* Page text:

Length Extrapolation of Transformers: A Survey from the Perspective of Positional Encoding
Liang Zhao, Xiachong Feng, Xiaocheng Feng, Weihong Zhong, Dongliang Xu, Qing Yang, Hongtao Liu, Bing Qin, Ting Liu
TL;DR
The paper addresses the challenge of transforming Transformers to handle inputs longer than their training context. It foregrounds positional encoding as the key factor for length extrapolation and organizes techniques into interpolation and extrapolation, further split into zero-shot and fine-tuned families. Key contributions include a comprehensive taxonomy, detailed surveys of ALiBi, RoPE, XPOS, LongNet, Landmark Attention, and memory-augmented methods, plus critical analysis of zero-shot and fine-tuned extrapolation strategies and their empirical performance. The work highlights practical implications for long-document understanding and retrieval-augmented generation, identifying promising directions for scalable, memory-efficient long-context modeling in real-world applications.

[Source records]
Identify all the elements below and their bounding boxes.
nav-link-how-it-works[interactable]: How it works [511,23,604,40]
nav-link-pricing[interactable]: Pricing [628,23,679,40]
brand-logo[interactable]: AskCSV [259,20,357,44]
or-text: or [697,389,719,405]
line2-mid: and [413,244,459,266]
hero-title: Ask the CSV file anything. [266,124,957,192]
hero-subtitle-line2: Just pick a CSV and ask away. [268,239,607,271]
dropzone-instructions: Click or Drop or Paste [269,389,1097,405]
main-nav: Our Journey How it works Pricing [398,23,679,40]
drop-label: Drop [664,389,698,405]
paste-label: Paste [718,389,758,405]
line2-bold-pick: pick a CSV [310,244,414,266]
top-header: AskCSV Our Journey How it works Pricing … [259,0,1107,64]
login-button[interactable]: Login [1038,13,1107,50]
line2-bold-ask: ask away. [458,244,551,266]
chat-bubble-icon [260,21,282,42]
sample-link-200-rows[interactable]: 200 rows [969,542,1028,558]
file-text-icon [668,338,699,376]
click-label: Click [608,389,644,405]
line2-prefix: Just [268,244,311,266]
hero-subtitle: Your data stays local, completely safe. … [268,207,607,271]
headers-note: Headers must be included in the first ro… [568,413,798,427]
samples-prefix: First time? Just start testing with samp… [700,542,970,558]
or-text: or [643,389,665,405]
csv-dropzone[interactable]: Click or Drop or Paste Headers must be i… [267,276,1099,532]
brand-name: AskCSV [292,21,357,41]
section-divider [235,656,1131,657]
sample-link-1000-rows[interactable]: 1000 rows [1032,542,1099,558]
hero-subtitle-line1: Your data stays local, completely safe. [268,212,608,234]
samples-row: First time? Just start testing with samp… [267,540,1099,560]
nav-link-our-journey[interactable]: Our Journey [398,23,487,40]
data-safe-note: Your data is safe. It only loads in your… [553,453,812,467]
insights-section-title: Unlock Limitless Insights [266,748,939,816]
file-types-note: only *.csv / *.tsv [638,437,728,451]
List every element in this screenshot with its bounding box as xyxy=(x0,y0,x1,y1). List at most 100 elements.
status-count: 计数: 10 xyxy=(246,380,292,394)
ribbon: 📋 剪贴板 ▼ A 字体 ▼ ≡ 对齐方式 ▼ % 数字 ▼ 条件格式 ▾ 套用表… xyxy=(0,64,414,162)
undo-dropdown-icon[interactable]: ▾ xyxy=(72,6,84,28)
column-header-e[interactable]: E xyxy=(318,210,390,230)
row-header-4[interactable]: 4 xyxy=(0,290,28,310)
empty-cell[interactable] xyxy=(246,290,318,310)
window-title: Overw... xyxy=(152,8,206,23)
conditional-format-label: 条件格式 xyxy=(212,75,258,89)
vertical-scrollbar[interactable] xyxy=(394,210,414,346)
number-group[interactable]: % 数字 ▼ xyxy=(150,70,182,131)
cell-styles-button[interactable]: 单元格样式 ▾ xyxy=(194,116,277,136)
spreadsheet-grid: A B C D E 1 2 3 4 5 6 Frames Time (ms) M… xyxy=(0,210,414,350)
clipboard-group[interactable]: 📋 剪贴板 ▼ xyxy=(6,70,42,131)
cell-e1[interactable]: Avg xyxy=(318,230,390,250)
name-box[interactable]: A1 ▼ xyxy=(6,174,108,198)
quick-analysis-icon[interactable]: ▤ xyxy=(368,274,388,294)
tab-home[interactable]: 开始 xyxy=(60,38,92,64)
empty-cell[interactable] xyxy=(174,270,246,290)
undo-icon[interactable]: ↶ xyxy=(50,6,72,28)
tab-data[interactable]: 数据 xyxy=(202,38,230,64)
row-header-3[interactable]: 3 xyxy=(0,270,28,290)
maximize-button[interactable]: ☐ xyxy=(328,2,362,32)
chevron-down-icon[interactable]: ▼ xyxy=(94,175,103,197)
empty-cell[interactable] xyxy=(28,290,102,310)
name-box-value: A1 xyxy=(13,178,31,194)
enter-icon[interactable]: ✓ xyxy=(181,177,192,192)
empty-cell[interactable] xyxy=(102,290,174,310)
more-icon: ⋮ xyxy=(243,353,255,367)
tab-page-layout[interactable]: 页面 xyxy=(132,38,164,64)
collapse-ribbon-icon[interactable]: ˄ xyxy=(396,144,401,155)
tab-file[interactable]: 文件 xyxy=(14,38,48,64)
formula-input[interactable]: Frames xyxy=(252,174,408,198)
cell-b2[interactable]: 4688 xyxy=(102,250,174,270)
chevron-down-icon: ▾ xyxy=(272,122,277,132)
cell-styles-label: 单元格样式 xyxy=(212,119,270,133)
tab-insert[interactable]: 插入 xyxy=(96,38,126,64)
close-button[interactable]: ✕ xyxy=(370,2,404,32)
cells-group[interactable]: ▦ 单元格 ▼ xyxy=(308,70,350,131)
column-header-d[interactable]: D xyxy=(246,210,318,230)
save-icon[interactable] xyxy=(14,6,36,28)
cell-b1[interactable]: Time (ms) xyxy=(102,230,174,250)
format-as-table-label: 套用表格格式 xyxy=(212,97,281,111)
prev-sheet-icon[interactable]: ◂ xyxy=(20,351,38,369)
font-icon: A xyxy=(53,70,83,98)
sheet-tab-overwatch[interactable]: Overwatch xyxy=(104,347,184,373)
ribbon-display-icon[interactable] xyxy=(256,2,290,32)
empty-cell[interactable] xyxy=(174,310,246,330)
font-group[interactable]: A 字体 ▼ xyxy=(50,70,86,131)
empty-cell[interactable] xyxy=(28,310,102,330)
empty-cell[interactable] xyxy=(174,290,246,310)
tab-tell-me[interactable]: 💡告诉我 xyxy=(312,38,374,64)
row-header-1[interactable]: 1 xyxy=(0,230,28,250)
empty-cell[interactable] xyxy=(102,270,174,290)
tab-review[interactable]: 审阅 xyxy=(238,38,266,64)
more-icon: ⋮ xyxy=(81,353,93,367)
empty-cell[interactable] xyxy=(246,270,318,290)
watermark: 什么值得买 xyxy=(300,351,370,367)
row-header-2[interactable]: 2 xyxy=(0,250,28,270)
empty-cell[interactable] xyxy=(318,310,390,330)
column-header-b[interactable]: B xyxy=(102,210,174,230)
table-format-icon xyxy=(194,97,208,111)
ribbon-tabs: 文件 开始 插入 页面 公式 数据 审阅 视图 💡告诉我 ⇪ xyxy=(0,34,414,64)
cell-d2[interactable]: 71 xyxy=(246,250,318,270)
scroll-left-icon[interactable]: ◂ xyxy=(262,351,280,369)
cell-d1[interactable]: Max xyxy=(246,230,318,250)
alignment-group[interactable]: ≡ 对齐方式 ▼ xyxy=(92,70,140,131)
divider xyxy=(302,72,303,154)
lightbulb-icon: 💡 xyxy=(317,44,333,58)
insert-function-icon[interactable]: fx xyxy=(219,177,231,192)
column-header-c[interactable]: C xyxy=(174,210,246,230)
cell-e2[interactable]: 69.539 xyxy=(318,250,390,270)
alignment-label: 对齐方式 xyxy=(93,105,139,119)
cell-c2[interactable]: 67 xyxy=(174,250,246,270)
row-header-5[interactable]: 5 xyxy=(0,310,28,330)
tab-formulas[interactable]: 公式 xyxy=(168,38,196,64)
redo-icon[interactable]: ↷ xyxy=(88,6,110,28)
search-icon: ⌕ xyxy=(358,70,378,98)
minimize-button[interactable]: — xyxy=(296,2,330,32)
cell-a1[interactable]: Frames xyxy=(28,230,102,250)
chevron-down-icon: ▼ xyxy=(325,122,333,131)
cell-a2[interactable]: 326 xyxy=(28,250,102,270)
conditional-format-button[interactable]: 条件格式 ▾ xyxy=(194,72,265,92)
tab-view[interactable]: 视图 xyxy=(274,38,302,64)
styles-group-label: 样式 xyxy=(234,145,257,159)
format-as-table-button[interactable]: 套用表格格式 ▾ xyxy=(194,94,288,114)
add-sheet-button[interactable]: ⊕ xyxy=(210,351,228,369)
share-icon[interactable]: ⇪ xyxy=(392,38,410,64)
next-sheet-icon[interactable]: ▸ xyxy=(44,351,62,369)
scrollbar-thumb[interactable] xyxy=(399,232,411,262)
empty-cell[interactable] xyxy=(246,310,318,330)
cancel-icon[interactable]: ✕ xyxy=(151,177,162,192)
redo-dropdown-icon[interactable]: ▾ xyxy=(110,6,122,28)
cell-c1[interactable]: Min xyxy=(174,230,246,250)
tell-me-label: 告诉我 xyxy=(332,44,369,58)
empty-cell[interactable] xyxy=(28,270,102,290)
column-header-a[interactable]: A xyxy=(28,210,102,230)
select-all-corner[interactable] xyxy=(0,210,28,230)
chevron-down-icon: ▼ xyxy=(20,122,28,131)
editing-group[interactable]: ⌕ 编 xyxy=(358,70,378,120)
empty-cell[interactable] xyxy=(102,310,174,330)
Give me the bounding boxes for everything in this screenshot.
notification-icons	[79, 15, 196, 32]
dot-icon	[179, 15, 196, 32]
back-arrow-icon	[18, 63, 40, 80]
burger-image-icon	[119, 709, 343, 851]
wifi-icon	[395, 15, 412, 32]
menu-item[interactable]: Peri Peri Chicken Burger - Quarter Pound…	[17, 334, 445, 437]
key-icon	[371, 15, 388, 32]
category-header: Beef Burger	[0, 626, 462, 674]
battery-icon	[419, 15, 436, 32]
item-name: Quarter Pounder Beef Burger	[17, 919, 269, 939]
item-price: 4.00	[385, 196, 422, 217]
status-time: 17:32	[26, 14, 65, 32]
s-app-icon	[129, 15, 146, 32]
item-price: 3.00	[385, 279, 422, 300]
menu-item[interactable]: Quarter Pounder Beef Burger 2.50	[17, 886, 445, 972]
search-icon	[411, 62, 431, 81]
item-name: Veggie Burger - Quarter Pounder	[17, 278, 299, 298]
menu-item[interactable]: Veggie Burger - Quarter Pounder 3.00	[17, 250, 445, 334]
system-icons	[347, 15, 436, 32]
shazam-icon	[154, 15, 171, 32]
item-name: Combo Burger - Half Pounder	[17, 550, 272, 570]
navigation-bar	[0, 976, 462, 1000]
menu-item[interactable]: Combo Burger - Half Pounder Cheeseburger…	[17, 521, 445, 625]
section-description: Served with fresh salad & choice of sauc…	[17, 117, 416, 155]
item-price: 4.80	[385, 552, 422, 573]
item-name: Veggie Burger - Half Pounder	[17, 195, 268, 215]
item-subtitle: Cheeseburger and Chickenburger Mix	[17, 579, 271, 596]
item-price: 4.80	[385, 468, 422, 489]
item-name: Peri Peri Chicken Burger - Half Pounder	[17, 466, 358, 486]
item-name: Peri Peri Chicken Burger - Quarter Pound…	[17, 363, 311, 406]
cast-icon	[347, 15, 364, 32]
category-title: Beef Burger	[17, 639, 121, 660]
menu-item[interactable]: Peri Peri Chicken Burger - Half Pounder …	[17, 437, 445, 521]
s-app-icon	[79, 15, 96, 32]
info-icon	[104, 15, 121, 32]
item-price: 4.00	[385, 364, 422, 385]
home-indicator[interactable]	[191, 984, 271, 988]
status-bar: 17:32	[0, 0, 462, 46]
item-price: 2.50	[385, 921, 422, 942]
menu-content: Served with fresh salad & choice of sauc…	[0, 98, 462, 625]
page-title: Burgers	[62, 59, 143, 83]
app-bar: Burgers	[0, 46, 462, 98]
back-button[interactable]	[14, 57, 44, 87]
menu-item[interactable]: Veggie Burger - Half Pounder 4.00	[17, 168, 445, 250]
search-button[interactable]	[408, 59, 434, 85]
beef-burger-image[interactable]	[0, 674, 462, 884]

* Instructions:
**1)** According to the survey summary, what is the key factor for length extrapolation?
**2)** List every method or family of methods that the survey summary says is surveyed in detail.
**3)** Extend the survey summary from its final sentence.

* Answers for the tasks:
**1)** Positional encoding.

**2)** ALiBi, RoPE, XPOS, LongNet, Landmark Attention, memory-augmented methods

**3)**
Abstract
Built upon the Transformer, large language models (LLMs) have captured worldwide attention due to their remarkable abilities. Nevertheless, all Transformer-based models including LLMs suffer from a preset length limit and can hardly generalize from short training sequences to longer inference ones, namely, they cannot perform length extrapolation to handle long sequences, which severely hinders their application in scenarios demanding long input sequences such as legal or scientific documents. Thus, numerous methods have emerged to enhance the length extrapolation of Transformers. Despite the great research efforts, a systematic survey is still lacking. To fill this gap, we delve into these advances in a unified notation from the perspective of positional encoding (PE), as it has been considered the primary factor on length extrapolation. Specifically, we begin with extrapolatable PEs that have dominated this research field. Then, we dive into extrapolation methods based on them, covering position interpolation and randomized position methods. Finally, several challenges and future directions in this area are highlighted. Through this survey, we aim to enable the reader to gain a deep understanding of existing methods and provide stimuli for future research.